◆ THE TASK
Copy out all of the material, matching it word for word.

◆ Data entries for graphics
# # #

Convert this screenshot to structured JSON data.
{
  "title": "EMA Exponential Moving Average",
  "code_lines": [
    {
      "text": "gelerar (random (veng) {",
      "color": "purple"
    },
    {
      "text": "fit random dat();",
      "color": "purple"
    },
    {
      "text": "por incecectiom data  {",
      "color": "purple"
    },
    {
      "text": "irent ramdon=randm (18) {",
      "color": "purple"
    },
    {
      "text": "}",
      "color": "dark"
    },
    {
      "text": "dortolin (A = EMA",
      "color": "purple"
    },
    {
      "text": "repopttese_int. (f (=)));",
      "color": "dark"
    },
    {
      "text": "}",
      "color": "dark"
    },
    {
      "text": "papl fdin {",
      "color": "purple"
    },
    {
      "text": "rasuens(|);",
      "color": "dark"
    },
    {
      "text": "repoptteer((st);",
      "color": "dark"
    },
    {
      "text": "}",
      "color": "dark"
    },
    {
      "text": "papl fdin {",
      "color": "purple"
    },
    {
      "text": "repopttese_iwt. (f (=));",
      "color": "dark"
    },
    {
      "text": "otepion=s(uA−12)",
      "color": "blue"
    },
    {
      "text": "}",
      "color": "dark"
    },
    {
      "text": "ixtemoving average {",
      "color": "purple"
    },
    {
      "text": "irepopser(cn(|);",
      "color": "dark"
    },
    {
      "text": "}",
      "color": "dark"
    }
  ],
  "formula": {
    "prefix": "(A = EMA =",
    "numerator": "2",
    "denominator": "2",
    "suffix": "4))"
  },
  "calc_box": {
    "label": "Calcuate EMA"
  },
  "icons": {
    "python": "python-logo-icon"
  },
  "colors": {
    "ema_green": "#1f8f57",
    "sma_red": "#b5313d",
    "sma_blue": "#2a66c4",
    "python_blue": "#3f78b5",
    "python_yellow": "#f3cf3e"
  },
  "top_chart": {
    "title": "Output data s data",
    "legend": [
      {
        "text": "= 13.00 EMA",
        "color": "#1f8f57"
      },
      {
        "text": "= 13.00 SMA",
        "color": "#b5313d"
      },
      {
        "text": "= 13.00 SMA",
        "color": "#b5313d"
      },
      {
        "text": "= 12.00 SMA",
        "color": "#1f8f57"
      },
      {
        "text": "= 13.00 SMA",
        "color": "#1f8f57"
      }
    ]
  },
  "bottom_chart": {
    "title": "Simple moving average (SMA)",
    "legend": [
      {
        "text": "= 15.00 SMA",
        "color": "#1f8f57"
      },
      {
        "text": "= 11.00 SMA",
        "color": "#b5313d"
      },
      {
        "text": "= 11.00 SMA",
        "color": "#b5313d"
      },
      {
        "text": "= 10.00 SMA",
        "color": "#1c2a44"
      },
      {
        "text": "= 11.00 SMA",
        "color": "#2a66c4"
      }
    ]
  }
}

# # #

◆ TASK ANSWER
Convert this screenshot to structured JSON data.
{
  "title": "EMA Exponential Moving Average",
  "code_lines": [
    {
      "text": "gelerar (random (veng) {",
      "color": "purple"
    },
    {
      "text": "fit random dat();",
      "color": "purple"
    },
    {
      "text": "por incecectiom data  {",
      "color": "purple"
    },
    {
      "text": "irent ramdon=randm (18) {",
      "color": "purple"
    },
    {
      "text": "}",
      "color": "dark"
    },
    {
      "text": "dortolin (A = EMA",
      "color": "purple"
    },
    {
      "text": "repopttese_int. (f (=)));",
      "color": "dark"
    },
    {
      "text": "}",
      "color": "dark"
    },
    {
      "text": "papl fdin {",
      "color": "purple"
    },
    {
      "text": "rasuens(|);",
      "color": "dark"
    },
    {
      "text": "repoptteer((st);",
      "color": "dark"
    },
    {
      "text": "}",
      "color": "dark"
    },
    {
      "text": "papl fdin {",
      "color": "purple"
    },
    {
      "text": "repopttese_iwt. (f (=));",
      "color": "dark"
    },
    {
      "text": "otepion=s(uA−12)",
      "color": "blue"
    },
    {
      "text": "}",
      "color": "dark"
    },
    {
      "text": "ixtemoving average {",
      "color": "purple"
    },
    {
      "text": "irepopser(cn(|);",
      "color": "dark"
    },
    {
      "text": "}",
      "color": "dark"
    }
  ],
  "formula": {
    "prefix": "(A = EMA =",
    "numerator": "2",
    "denominator": "2",
    "suffix": "4))"
  },
  "calc_box": {
    "label": "Calcuate EMA"
  },
  "icons": {
    "python": "python-logo-icon"
  },
  "colors": {
    "ema_green": "#1f8f57",
    "sma_red": "#b5313d",
    "sma_blue": "#2a66c4",
    "python_blue": "#3f78b5",
    "python_yellow": "#f3cf3e"
  },
  "top_chart": {
    "title": "Output data s data",
    "legend": [
      {
        "text": "= 13.00 EMA",
        "color": "#1f8f57"
      },
      {
        "text": "= 13.00 SMA",
        "color": "#b5313d"
      },
      {
        "text": "= 13.00 SMA",
        "color": "#b5313d"
      },
      {
        "text": "= 12.00 SMA",
        "color": "#1f8f57"
      },
      {
        "text": "= 13.00 SMA",
        "color": "#1f8f57"
      }
    ]
  },
  "bottom_chart": {
    "title": "Simple moving average (SMA)",
    "legend": [
      {
        "text": "= 15.00 SMA",
        "color": "#1f8f57"
      },
      {
        "text": "= 11.00 SMA",
        "color": "#b5313d"
      },
      {
        "text": "= 11.00 SMA",
        "color": "#b5313d"
      },
      {
        "text": "= 10.00 SMA",
        "color": "#1c2a44"
      },
      {
        "text": "= 11.00 SMA",
        "color": "#2a66c4"
      }
    ]
  }
}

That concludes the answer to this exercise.